• **Problem to solve**:
Return every line below as is, leaving out the pictures.

-- start of Data for the task --

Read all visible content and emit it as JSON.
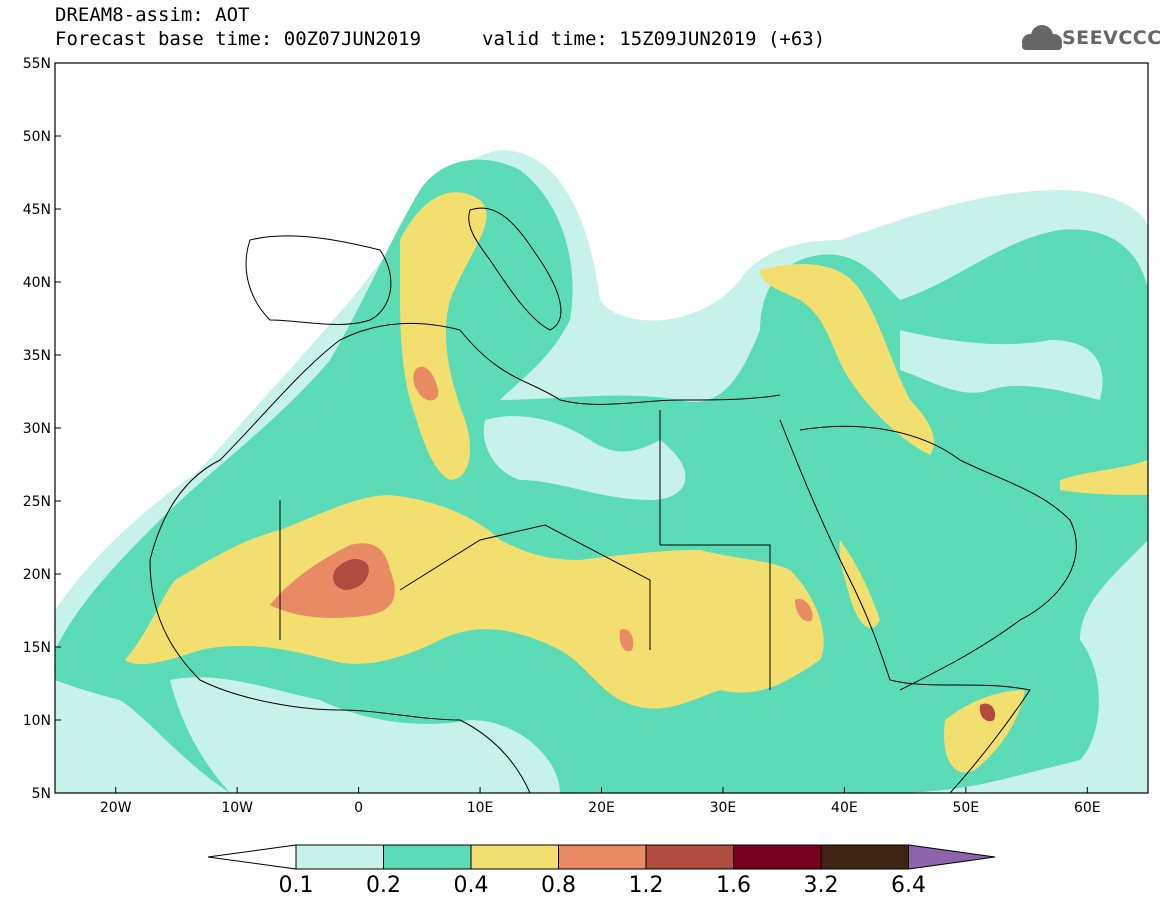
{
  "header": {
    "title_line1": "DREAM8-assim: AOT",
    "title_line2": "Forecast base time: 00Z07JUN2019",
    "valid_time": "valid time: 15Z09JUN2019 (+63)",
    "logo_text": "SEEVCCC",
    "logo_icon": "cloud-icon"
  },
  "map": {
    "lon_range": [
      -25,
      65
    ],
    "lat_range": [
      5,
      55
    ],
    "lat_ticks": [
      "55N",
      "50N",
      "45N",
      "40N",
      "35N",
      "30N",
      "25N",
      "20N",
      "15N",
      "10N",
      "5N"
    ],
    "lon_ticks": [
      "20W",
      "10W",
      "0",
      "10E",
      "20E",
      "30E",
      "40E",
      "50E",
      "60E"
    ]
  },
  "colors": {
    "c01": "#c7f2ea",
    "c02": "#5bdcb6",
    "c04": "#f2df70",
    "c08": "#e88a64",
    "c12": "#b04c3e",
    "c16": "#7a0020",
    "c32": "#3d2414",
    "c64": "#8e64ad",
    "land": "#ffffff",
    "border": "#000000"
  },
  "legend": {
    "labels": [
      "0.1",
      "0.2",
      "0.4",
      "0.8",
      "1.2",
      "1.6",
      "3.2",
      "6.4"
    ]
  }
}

-- end of Data for the task --

• **Solution**:
Read all visible content and emit it as JSON.
{
  "header": {
    "title_line1": "DREAM8-assim: AOT",
    "title_line2": "Forecast base time: 00Z07JUN2019",
    "valid_time": "valid time: 15Z09JUN2019 (+63)",
    "logo_text": "SEEVCCC",
    "logo_icon": "cloud-icon"
  },
  "map": {
    "lon_range": [
      -25,
      65
    ],
    "lat_range": [
      5,
      55
    ],
    "lat_ticks": [
      "55N",
      "50N",
      "45N",
      "40N",
      "35N",
      "30N",
      "25N",
      "20N",
      "15N",
      "10N",
      "5N"
    ],
    "lon_ticks": [
      "20W",
      "10W",
      "0",
      "10E",
      "20E",
      "30E",
      "40E",
      "50E",
      "60E"
    ]
  },
  "colors": {
    "c01": "#c7f2ea",
    "c02": "#5bdcb6",
    "c04": "#f2df70",
    "c08": "#e88a64",
    "c12": "#b04c3e",
    "c16": "#7a0020",
    "c32": "#3d2414",
    "c64": "#8e64ad",
    "land": "#ffffff",
    "border": "#000000"
  },
  "legend": {
    "labels": [
      "0.1",
      "0.2",
      "0.4",
      "0.8",
      "1.2",
      "1.6",
      "3.2",
      "6.4"
    ]
  }
}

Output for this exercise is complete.